**WRITTEN PROBLEM:** What follows is a set of records, each of which is to be written out exactly.

**MATERIAL TO PROCESS:**
--------------------------------------------------

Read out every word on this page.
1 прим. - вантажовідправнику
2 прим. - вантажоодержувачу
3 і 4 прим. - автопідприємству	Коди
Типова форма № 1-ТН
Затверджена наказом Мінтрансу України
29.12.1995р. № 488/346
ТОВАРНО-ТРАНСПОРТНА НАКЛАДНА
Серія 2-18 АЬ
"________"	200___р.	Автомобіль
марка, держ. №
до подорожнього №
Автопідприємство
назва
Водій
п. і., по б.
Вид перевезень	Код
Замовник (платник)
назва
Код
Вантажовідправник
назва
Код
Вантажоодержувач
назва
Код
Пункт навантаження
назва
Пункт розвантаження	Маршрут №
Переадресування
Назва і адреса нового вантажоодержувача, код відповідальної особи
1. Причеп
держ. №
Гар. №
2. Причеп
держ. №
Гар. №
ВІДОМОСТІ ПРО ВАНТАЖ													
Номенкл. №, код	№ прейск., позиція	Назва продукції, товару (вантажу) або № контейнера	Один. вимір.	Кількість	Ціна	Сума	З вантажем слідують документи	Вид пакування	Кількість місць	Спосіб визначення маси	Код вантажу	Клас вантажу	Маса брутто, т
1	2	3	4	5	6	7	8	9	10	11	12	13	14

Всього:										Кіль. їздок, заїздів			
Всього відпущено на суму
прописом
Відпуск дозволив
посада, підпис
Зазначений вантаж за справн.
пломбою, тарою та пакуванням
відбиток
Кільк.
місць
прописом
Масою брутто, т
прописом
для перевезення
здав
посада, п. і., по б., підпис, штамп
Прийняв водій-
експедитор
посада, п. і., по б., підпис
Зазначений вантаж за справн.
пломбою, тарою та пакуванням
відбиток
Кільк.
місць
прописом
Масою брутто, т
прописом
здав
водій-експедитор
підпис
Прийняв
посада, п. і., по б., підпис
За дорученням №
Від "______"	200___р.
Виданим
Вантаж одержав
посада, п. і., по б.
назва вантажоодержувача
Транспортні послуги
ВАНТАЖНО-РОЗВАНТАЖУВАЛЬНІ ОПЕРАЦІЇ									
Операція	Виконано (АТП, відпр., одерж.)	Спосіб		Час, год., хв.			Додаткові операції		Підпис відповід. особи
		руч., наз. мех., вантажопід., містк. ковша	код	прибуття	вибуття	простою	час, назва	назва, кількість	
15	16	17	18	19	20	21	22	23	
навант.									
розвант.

--------------------------------------------------

**OUTPUT FOR THIS EXERCISE:**
Read out every word on this page.
1 прим. - вантажовідправнику
2 прим. - вантажоодержувачу
3 і 4 прим. - автопідприємству	Коди
Типова форма № 1-ТН
Затверджена наказом Мінтрансу України
29.12.1995р. № 488/346
ТОВАРНО-ТРАНСПОРТНА НАКЛАДНА
Серія 2-18 АЬ
"________"	200___р.	Автомобіль
марка, держ. №
до подорожнього №
Автопідприємство
назва
Водій
п. і., по б.
Вид перевезень	Код
Замовник (платник)
назва
Код
Вантажовідправник
назва
Код
Вантажоодержувач
назва
Код
Пункт навантаження
назва
Пункт розвантаження	Маршрут №
Переадресування
Назва і адреса нового вантажоодержувача, код відповідальної особи
1. Причеп
держ. №
Гар. №
2. Причеп
держ. №
Гар. №
ВІДОМОСТІ ПРО ВАНТАЖ													
Номенкл. №, код	№ прейск., позиція	Назва продукції, товару (вантажу) або № контейнера	Один. вимір.	Кількість	Ціна	Сума	З вантажем слідують документи	Вид пакування	Кількість місць	Спосіб визначення маси	Код вантажу	Клас вантажу	Маса брутто, т
1	2	3	4	5	6	7	8	9	10	11	12	13	14

Всього:										Кіль. їздок, заїздів			
Всього відпущено на суму
прописом
Відпуск дозволив
посада, підпис
Зазначений вантаж за справн.
пломбою, тарою та пакуванням
відбиток
Кільк.
місць
прописом
Масою брутто, т
прописом
для перевезення
здав
посада, п. і., по б., підпис, штамп
Прийняв водій-
експедитор
посада, п. і., по б., підпис
Зазначений вантаж за справн.
пломбою, тарою та пакуванням
відбиток
Кільк.
місць
прописом
Масою брутто, т
прописом
здав
водій-експедитор
підпис
Прийняв
посада, п. і., по б., підпис
За дорученням №
Від "______"	200___р.
Виданим
Вантаж одержав
посада, п. і., по б.
назва вантажоодержувача
Транспортні послуги
ВАНТАЖНО-РОЗВАНТАЖУВАЛЬНІ ОПЕРАЦІЇ									
Операція	Виконано (АТП, відпр., одерж.)	Спосіб		Час, год., хв.			Додаткові операції		Підпис відповід. особи
		руч., наз. мех., вантажопід., містк. ковша	код	прибуття	вибуття	простою	час, назва	назва, кількість	
15	16	17	18	19	20	21	22	23	
навант.									
розвант.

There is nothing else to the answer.